• Source
━━━━━━━━

GSLT: Statistical Methods for NLP, Spring Term 2004

GSLT: Statistical Methods for NLP, spring term 2004

Practical Assignment 2: Statistical Machine Translation

Atelach Alemu Argaw

Kristina Nilson

1. Introduction

The purpose of this practical assignment is to construct a simple statistical machine translation system that translates individual sentences (in the form of blocks world commands) from Swedish to English, using an aligned translation corpus as training data.

2. Statistical Machine Translation

The idea of statistical machine translation is that by examining parallel data one should be able to learn how one language translates to another. Following e.g., (Brown, 1990), the translation process is viewed as a noisy channel problem, where it is assumed that a source signal is passed through a noisy channel which garbles it into a distorted target signal, and that the output of the channel depends probabilistically on the input (that is, the distortion is not random). Applied to machine translation, this means that we try to reason backwards to find the source sentence that is most likely to produce the target sentence, given the properties of the noisy channel (Manning & Schütze, 1999).

━━━━━━━━

• Short problem
Resume writing the machine translation report, starting right after its last sentence. The data has nothing to do with the machine translation report.

• Record set

━━━━━━━━

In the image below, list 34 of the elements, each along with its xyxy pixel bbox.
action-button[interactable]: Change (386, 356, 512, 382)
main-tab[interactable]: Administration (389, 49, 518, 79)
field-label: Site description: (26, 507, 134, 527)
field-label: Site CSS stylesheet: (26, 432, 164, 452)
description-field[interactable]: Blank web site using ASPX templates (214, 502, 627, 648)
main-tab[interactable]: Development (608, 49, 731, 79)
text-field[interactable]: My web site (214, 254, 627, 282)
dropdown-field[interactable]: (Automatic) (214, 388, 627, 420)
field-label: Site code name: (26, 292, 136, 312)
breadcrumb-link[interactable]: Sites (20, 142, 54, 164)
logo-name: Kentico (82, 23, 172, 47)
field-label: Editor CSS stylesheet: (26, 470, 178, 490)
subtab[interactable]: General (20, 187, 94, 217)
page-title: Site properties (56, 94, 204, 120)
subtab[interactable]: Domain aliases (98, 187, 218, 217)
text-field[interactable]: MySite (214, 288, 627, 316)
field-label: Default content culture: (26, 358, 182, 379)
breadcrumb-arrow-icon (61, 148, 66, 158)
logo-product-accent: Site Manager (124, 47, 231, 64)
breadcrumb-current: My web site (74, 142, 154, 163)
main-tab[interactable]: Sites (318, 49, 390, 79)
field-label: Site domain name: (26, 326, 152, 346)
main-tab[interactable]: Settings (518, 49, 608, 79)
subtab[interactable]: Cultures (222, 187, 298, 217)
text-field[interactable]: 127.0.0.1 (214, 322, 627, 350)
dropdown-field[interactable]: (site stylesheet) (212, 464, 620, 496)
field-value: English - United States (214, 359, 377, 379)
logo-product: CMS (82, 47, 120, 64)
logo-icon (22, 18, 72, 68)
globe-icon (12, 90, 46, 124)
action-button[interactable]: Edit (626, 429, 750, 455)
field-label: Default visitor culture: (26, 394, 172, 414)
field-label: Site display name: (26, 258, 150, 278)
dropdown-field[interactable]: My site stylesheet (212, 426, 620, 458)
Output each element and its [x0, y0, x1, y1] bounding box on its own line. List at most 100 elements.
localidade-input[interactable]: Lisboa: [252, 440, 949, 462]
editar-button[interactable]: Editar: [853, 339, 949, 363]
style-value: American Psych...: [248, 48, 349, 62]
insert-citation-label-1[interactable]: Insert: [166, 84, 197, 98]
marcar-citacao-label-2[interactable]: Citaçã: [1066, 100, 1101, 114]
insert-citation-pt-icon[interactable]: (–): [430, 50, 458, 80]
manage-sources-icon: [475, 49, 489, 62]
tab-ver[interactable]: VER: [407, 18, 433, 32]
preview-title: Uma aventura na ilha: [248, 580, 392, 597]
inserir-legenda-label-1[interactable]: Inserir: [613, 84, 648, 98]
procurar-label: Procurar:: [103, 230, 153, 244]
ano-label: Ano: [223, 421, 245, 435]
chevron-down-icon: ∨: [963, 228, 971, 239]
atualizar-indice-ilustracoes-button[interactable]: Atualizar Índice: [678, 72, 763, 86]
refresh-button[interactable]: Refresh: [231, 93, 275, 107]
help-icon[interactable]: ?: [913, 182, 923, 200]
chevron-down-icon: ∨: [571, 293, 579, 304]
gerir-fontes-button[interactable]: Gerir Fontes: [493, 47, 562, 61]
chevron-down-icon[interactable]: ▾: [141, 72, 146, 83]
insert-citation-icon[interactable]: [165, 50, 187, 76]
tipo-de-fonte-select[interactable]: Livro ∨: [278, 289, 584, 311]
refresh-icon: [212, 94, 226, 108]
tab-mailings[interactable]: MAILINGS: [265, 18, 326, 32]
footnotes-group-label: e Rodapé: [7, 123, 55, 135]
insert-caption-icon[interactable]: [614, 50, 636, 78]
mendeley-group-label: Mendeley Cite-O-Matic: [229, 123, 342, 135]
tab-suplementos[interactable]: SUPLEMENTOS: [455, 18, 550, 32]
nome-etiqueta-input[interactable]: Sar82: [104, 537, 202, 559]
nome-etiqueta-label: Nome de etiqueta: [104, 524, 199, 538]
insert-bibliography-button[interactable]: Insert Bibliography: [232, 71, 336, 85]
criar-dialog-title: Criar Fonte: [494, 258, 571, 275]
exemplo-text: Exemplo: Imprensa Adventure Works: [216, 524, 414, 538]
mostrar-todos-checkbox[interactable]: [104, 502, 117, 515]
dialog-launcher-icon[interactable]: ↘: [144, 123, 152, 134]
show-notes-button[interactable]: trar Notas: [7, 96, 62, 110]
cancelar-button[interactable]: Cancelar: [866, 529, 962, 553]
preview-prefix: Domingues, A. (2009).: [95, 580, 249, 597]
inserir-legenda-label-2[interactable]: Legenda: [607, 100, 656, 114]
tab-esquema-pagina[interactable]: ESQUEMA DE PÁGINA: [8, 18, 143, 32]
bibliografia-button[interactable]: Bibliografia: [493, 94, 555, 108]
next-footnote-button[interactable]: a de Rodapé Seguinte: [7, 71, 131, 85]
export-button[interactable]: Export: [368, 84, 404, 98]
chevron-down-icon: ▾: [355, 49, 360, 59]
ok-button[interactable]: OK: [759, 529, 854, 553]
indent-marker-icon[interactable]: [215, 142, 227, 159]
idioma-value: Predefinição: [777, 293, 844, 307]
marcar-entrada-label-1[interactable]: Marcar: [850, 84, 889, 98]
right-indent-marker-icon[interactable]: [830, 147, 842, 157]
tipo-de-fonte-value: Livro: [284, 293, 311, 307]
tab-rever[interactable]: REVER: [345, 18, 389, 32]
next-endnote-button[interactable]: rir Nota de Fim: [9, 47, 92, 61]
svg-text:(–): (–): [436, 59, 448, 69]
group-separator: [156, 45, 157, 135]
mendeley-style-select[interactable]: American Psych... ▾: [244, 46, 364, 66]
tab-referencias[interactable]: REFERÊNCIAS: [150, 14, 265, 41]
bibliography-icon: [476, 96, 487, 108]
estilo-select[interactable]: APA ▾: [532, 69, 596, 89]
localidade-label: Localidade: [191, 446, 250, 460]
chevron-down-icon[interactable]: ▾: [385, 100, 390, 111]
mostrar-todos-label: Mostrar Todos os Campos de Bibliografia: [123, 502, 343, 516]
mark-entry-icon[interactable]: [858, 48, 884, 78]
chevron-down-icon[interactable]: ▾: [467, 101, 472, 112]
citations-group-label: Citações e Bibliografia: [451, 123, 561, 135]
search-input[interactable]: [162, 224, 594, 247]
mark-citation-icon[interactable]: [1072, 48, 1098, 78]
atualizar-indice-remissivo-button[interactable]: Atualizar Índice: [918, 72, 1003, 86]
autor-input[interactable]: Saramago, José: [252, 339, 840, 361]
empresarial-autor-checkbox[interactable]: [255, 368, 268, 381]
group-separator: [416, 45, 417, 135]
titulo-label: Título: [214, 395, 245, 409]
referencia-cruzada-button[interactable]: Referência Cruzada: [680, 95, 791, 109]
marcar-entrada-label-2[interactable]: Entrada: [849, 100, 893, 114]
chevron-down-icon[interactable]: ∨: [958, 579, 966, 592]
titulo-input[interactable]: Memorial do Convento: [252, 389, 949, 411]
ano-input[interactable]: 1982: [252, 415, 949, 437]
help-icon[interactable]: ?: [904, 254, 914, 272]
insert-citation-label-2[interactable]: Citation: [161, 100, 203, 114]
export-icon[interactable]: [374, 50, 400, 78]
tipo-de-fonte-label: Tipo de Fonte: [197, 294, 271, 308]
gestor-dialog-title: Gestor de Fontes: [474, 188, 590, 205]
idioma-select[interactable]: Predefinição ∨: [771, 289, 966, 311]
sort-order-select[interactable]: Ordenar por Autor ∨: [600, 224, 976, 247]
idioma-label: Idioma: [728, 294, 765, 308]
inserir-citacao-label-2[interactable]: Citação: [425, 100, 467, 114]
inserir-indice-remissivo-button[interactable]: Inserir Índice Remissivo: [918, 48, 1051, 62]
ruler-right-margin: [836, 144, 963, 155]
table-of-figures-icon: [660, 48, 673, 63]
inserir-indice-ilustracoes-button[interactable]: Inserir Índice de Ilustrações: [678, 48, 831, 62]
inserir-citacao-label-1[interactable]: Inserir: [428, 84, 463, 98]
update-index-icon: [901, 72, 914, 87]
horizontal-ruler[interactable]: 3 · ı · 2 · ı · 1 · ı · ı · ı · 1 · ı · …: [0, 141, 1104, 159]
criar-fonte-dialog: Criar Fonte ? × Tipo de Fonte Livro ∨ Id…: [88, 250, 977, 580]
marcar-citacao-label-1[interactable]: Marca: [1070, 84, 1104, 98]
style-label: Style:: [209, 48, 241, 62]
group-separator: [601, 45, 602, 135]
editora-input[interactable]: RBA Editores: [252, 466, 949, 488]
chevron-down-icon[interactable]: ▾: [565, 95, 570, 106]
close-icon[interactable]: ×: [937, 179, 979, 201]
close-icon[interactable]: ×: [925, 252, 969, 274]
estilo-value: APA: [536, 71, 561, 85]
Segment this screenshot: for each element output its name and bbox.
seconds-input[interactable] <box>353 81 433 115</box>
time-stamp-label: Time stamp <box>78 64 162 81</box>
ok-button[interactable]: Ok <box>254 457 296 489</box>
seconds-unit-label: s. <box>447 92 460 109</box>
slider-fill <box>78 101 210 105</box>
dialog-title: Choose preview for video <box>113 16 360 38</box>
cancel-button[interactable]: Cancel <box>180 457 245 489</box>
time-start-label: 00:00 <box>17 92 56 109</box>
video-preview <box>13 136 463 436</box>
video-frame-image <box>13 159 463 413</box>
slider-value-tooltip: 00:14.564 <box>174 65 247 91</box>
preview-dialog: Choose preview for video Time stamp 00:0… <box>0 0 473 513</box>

━━━━━━━━

• Answer for this exercise
According to this method, the most probable translation T of a source sentence S can be found by maximizing the product of the string probability of T and the translation probability of S given T:

P(T | S) = P(T) P(S | T)

In order to try out this statistical translation method, we need:

1. a language model P(T), to correct the output in the target language
2. a translation model P(S|T), to ensure a correct translation
3. an algorithm for finding the optimal translation of a sentence, given all possible translations. That is, we will try to find the target sentence that maximizes the product of the language model and the translation model for each source sentence (Knight, 1997).

3. Translation of blocks world commands

For this assignment, the following resources were used:

• an English blocks world corpus (used to compute the target language model)
• a Swedish-English aligned blocks world corpus (used to compute the translation model)

For decoding (that is, for finding the most probable translation for each sentence), Pharaoh, an open source beam search decoder for phrase-based translations (Koehn, 2004) was used.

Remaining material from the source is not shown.